§ **Indicaciones**:
**1.** ¿Concuerdan con el relato sobre los acólitos estas afirmaciones: (a) Arnulfo estudiaba 1º de Secundaria en la Ciudad de los Niños de Monterrey; (b) Arnulfo pidió felicitar a su madre por su cumpleaños; (c) Cleta era la encargada de la sacristía? Contesta sí o no a cada una y cita literalmente las palabras del relato que lo deciden.
**2.** Prosigue el relato sobre los acólitos a partir de su última frase.

Pues bien, afortunadamente estos pequeños y juguetones ¿ayudantes? no han desaparecido y siguen distrayendo con sus despistes, buen humor, y uno que otro tropezón.
Lo normal es que muchas personas conozcan los nombres de los sacerdotes, pero casi nadie sabe cómo se llaman los acólitos, por eso con justicia podemos hablar de los “acólitos anónimos”. Sin embargo, hoy quiero hacer referencia a dos de estos pequeños personajes que solían ayudarme ya hace algunos años.
El primero se llama Arnulfo. Estudiaba 1º de Secundaria en la Ciudad de los Niños de Monterrey. Él no era muy alto, delgado, de tez morena, sencillo y discreto, pero nada apocado. Un buen día, antes de comenzar la Misa, me preguntó: “¿Puedo felicitar a mi papá? Hoy es su cumpleaños”. Me pareció un bonito detalle, y al final de la ceremonia le cedí el micrófono, y él sin ninguna pena, con voz clara, y el templo lleno de fieles, dijo: “Papá muchas felicidades”.
El otro se llama Carlos. Era difícil encontrarlo sin que apareciera en su cara una agradable sonrisa. Este tipo de niños que caen bien cuando uno los ve de lejos, y mejor cuando los tiene cerca. Normal, de pelo un poco ondulado y cara redonda.
Un día se me ocurrió hacerle una broma a Cleta, la encargada de la sacristía, pues como yo sabía que ella asistiría a la ceremonia en la que Su Santidad Juan Pablo II canonizó a San Josemaría Escrivá en el Vaticano, en tono de chavo fresa les dije: “¿Ya saben que Cleta se va a Roma?” Y para mi sorpresa, Cleta me dijo: “¿Y usted sabe que Arnulfo y Carlos también van?”.

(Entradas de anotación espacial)
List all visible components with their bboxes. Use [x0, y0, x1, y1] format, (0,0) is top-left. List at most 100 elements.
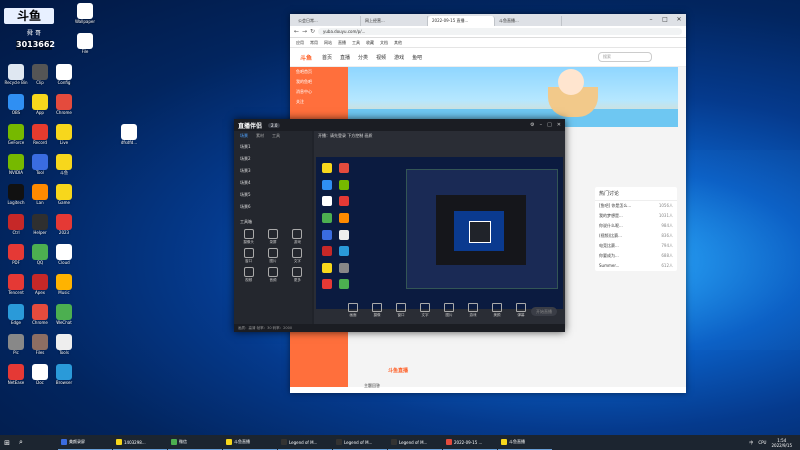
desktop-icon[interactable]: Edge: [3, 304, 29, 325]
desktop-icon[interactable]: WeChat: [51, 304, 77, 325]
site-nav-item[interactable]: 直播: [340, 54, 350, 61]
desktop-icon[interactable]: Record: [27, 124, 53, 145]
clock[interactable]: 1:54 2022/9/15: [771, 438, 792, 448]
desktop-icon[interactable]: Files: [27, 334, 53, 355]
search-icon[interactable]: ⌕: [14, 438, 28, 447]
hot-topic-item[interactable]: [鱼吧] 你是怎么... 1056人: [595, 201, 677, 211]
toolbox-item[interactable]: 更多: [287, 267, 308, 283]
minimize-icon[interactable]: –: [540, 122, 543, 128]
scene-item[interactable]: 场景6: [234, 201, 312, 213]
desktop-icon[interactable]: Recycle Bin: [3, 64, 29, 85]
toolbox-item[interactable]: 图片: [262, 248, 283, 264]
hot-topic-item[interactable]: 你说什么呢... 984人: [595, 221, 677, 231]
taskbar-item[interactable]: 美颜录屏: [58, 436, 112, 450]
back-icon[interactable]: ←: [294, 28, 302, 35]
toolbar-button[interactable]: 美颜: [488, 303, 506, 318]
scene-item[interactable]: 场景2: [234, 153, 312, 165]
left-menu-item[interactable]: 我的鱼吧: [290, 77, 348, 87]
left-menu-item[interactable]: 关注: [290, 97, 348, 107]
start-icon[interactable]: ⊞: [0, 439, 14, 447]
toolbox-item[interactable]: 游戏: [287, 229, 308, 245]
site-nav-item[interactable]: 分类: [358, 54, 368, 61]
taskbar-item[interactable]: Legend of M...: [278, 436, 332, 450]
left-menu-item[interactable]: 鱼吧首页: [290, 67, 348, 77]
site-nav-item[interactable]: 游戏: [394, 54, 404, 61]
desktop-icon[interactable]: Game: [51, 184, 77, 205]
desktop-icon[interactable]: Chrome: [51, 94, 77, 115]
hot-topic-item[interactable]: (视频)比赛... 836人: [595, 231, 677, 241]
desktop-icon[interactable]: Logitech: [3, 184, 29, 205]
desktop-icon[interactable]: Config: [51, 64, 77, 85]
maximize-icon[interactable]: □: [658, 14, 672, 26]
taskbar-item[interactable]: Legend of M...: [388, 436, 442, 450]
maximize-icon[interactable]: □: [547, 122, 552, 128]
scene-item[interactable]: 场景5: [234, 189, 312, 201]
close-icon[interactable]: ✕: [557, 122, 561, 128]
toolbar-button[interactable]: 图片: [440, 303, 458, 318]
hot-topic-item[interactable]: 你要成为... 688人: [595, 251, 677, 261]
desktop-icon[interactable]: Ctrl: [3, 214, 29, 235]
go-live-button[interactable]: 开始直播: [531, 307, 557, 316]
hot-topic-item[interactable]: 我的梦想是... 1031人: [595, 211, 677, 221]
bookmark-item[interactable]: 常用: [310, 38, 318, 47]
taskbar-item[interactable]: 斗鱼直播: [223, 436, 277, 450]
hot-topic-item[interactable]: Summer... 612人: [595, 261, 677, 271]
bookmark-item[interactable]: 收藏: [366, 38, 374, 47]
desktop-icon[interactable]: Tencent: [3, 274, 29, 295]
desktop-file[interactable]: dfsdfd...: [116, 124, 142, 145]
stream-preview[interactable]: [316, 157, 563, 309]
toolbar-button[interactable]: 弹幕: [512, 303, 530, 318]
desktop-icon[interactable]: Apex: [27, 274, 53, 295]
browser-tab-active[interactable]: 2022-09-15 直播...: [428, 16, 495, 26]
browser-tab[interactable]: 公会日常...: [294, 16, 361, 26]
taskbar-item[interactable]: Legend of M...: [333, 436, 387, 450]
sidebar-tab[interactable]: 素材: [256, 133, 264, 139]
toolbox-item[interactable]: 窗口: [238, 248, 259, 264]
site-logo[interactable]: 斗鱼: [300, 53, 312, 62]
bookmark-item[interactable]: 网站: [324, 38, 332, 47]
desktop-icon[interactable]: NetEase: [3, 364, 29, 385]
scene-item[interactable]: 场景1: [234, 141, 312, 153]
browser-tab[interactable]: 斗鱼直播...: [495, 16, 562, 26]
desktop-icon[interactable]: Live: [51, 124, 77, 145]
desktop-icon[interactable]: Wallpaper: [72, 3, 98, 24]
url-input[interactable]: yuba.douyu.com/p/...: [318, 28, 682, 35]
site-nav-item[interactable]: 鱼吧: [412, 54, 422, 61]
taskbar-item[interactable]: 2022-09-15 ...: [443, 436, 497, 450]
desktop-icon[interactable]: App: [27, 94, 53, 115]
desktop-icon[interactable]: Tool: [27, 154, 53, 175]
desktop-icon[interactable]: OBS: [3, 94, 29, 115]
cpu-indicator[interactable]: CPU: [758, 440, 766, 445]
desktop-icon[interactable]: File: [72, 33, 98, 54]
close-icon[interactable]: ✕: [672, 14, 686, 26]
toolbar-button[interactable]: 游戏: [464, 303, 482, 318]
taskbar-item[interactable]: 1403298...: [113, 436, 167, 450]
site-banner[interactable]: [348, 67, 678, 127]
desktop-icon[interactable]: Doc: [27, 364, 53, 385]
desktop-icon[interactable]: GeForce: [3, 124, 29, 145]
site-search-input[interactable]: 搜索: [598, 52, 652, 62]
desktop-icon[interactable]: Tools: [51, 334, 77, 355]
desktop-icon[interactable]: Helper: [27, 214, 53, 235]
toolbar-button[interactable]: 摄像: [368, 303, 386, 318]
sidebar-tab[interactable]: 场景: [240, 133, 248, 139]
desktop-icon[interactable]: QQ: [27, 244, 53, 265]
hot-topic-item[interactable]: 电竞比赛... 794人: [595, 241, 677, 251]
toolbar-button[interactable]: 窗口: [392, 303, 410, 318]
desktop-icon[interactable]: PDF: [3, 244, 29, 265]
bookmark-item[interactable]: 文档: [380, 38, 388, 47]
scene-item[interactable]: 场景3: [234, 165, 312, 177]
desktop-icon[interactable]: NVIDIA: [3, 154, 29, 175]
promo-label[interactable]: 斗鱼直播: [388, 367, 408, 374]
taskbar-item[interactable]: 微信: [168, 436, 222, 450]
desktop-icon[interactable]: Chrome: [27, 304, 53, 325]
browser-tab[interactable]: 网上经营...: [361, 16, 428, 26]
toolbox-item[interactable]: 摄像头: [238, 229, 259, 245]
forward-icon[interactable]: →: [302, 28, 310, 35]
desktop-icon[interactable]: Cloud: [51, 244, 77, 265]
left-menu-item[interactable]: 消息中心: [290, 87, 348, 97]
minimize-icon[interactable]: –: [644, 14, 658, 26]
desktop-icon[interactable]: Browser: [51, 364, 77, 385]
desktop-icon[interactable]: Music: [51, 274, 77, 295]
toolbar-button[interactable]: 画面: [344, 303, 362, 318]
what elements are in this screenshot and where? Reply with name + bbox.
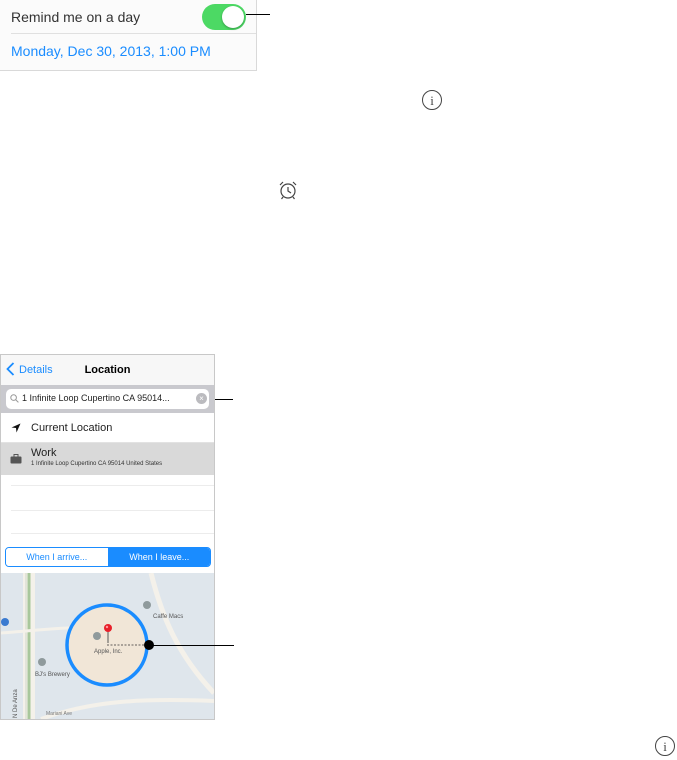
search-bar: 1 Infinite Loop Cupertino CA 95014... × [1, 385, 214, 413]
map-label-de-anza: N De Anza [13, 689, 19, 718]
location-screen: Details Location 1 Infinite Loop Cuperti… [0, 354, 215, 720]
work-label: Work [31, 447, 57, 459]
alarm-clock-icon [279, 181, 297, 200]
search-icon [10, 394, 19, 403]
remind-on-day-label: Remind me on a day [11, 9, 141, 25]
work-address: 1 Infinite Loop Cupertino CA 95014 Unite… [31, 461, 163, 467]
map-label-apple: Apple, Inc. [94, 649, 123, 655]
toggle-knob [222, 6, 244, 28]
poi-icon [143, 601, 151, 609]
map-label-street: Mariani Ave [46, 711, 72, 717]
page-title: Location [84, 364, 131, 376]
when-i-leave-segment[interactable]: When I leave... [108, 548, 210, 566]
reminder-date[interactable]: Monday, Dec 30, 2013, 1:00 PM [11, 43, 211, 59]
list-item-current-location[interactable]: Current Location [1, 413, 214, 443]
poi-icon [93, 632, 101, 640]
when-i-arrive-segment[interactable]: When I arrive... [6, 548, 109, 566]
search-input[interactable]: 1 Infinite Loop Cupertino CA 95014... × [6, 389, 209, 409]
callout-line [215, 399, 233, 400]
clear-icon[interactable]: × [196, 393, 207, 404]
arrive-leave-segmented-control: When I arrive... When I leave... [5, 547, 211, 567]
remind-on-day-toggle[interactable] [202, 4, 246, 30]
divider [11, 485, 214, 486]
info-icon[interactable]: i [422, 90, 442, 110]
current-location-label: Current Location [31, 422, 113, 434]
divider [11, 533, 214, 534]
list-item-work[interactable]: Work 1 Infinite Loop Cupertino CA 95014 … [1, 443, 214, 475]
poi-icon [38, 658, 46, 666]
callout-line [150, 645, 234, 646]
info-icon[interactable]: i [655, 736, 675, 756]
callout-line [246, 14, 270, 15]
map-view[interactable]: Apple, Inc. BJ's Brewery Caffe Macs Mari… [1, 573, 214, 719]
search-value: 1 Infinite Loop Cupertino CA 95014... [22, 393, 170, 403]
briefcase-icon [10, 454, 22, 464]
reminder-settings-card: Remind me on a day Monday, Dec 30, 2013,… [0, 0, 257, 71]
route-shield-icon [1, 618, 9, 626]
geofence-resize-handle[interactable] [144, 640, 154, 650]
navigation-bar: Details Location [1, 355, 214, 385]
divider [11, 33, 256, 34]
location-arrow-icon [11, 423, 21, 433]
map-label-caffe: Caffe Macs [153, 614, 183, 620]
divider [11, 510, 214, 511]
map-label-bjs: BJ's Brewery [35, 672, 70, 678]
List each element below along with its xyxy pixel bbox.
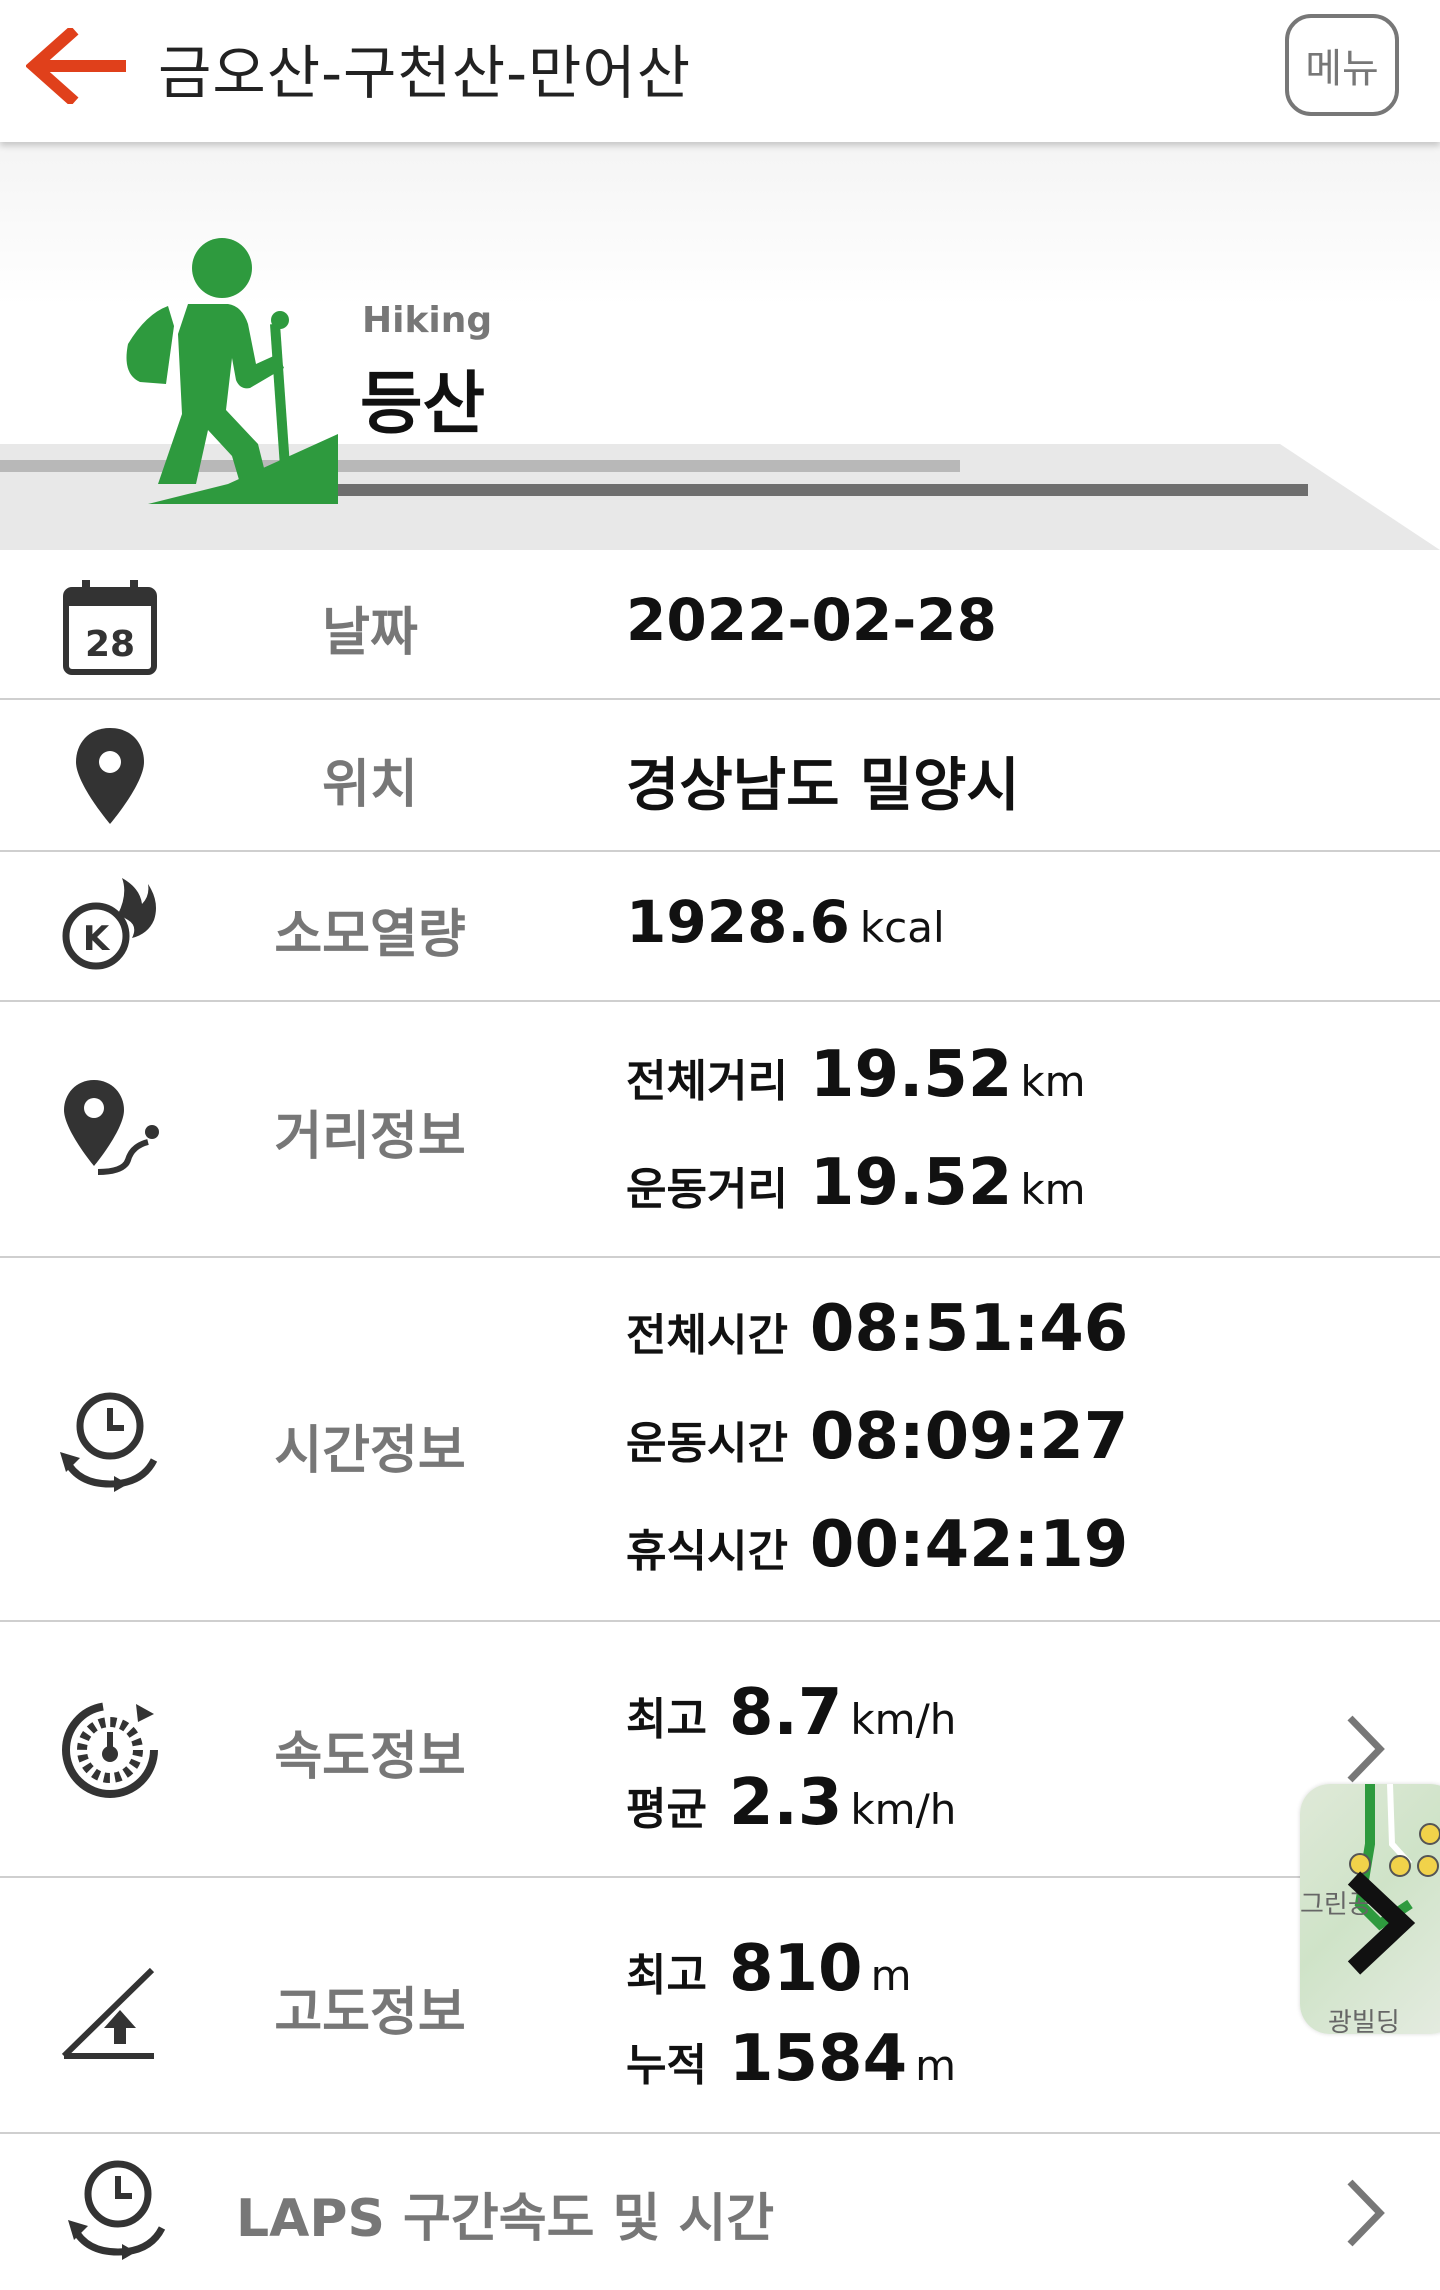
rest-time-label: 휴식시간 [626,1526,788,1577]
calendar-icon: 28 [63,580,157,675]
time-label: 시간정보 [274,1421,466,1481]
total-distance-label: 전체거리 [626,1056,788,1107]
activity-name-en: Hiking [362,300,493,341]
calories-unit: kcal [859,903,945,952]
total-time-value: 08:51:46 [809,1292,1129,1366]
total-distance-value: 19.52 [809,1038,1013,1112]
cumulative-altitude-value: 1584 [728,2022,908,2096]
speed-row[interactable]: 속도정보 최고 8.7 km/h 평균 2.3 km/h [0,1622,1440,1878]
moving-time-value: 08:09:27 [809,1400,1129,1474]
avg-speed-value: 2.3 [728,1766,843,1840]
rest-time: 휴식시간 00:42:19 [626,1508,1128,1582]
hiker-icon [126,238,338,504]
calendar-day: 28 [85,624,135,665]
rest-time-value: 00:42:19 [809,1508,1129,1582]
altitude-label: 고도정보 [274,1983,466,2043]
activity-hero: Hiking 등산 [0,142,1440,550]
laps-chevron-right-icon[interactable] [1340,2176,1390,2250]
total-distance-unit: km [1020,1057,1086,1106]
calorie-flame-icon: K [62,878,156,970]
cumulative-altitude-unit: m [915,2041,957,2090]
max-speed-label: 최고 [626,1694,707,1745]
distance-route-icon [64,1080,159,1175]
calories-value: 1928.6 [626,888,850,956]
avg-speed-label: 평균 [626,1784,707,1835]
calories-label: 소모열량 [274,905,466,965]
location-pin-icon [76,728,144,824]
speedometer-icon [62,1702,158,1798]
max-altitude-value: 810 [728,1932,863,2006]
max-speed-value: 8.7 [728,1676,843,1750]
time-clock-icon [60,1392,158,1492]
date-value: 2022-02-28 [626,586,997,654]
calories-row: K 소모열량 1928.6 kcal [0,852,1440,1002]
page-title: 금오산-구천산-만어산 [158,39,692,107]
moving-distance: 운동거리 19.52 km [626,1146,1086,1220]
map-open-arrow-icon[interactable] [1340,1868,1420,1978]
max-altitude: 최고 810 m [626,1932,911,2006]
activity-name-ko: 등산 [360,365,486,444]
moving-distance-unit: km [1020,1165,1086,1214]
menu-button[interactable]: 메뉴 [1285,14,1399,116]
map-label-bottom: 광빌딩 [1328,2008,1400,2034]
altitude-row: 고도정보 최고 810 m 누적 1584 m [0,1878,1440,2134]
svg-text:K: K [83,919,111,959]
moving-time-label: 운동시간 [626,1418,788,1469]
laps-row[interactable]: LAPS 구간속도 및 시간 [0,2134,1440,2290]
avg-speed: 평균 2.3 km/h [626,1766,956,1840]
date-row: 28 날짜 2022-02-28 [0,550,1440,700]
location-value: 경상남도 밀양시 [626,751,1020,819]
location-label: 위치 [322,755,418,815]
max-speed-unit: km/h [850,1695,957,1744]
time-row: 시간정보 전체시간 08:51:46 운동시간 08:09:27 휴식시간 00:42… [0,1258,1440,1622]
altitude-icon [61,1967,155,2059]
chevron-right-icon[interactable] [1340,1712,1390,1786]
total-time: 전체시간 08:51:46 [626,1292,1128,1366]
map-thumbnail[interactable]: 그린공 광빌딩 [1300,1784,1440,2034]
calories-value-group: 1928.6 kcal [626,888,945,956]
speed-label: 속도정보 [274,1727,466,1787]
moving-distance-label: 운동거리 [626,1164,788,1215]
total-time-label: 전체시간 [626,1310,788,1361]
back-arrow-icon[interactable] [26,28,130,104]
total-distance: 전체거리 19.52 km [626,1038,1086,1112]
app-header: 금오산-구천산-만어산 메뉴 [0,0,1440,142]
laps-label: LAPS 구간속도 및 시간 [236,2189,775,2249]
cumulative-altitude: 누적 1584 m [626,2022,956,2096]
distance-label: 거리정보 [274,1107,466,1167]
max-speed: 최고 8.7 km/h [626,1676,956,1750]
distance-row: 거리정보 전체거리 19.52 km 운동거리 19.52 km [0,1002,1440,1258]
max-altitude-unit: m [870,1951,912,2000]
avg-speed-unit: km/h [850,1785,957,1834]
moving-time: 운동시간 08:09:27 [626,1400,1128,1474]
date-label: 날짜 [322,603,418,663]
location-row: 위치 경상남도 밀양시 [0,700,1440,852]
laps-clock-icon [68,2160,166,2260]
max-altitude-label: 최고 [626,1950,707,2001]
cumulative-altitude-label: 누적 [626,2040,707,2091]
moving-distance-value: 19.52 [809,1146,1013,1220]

§ **Las respuestas**:
**1.**
(a) Sí: "Estudiaba 1º de Secundaria en la Ciudad de los Niños de Monterrey".
(b) No: "¿Puedo felicitar a mi papá? Hoy es su cumpleaños".
(c) Sí: "Cleta, la encargada de la sacristía".

**2.**
Desde que en febrero de 2002 se supo la noticia de la canonización, estos tres personajes se propusieron estar presentes en aquella ceremonia, y a base de vender todo género de cosas; rifar pasteles; pedir ayuda a sus familiares y conocidos y mil peripecias más; consiguieron su propósito.
Qué lástima que en los reportajes que cubrieron aquella noticia no se hacía referencia a este tipo de historias tan llenas de fe, cariño, y un poco de heroísmo. ¡Qué lejos nos puede llevar la fe! Sobre todo cuando va acompañada de una decisión firme. Los tres regresaron cansados, paseados, rezados, desvelados, y muy contentos. Estuvieron cerca del Papa, rezaron ante los restos del fundador del Opus Dei al que le tienen gran cariño. Probablemente este sea el viaje más importante de sus vidas; ahora ya saben –porque lo han vivido– que no hay imposibles para quien se propone algo, y sobre todo, cuando se cuenta con la ayuda de Dios.